Don't copy the pictures; return every other part of the records exactly.

◆ ◆ ◆

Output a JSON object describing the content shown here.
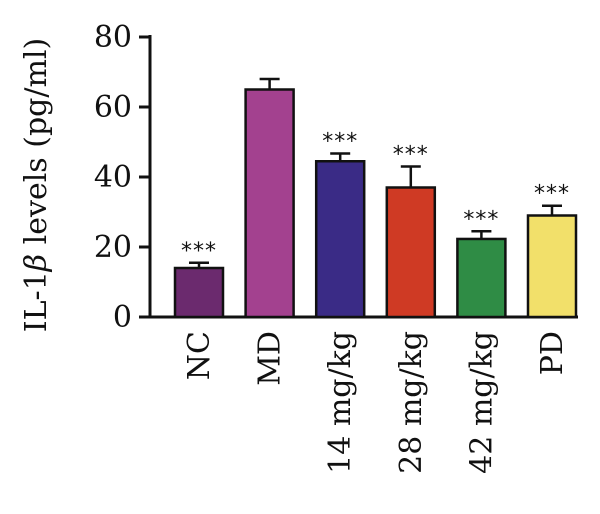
{
  "chart_data": {
    "type": "bar",
    "title": "",
    "xlabel": "",
    "ylabel_prefix": "IL-1",
    "ylabel_symbol": "β",
    "ylabel_suffix": " levels (pg/ml)",
    "ylim": [
      0,
      80
    ],
    "yticks": [
      "0",
      "20",
      "40",
      "60",
      "80"
    ],
    "categories": [
      "NC",
      "MD",
      "14 mg/kg",
      "28 mg/kg",
      "42 mg/kg",
      "PD"
    ],
    "values": [
      14,
      65,
      44.5,
      37,
      22.3,
      29
    ],
    "errors": [
      1.5,
      3,
      2.2,
      6,
      2.2,
      2.8
    ],
    "significance": [
      "***",
      "",
      "***",
      "***",
      "***",
      "***"
    ],
    "colors": [
      "#6b2a6e",
      "#a3418f",
      "#3a2b86",
      "#cf3a24",
      "#2f8c45",
      "#f2e06a"
    ],
    "grid": false,
    "legend": "none"
  }
}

◆ ◆ ◆

The answer:
Output a JSON object describing the content shown here.
{
  "chart_data": {
    "type": "bar",
    "title": "",
    "xlabel": "",
    "ylabel_prefix": "IL-1",
    "ylabel_symbol": "β",
    "ylabel_suffix": " levels (pg/ml)",
    "ylim": [
      0,
      80
    ],
    "yticks": [
      "0",
      "20",
      "40",
      "60",
      "80"
    ],
    "categories": [
      "NC",
      "MD",
      "14 mg/kg",
      "28 mg/kg",
      "42 mg/kg",
      "PD"
    ],
    "values": [
      14,
      65,
      44.5,
      37,
      22.3,
      29
    ],
    "errors": [
      1.5,
      3,
      2.2,
      6,
      2.2,
      2.8
    ],
    "significance": [
      "***",
      "",
      "***",
      "***",
      "***",
      "***"
    ],
    "colors": [
      "#6b2a6e",
      "#a3418f",
      "#3a2b86",
      "#cf3a24",
      "#2f8c45",
      "#f2e06a"
    ],
    "grid": false,
    "legend": "none"
  }
}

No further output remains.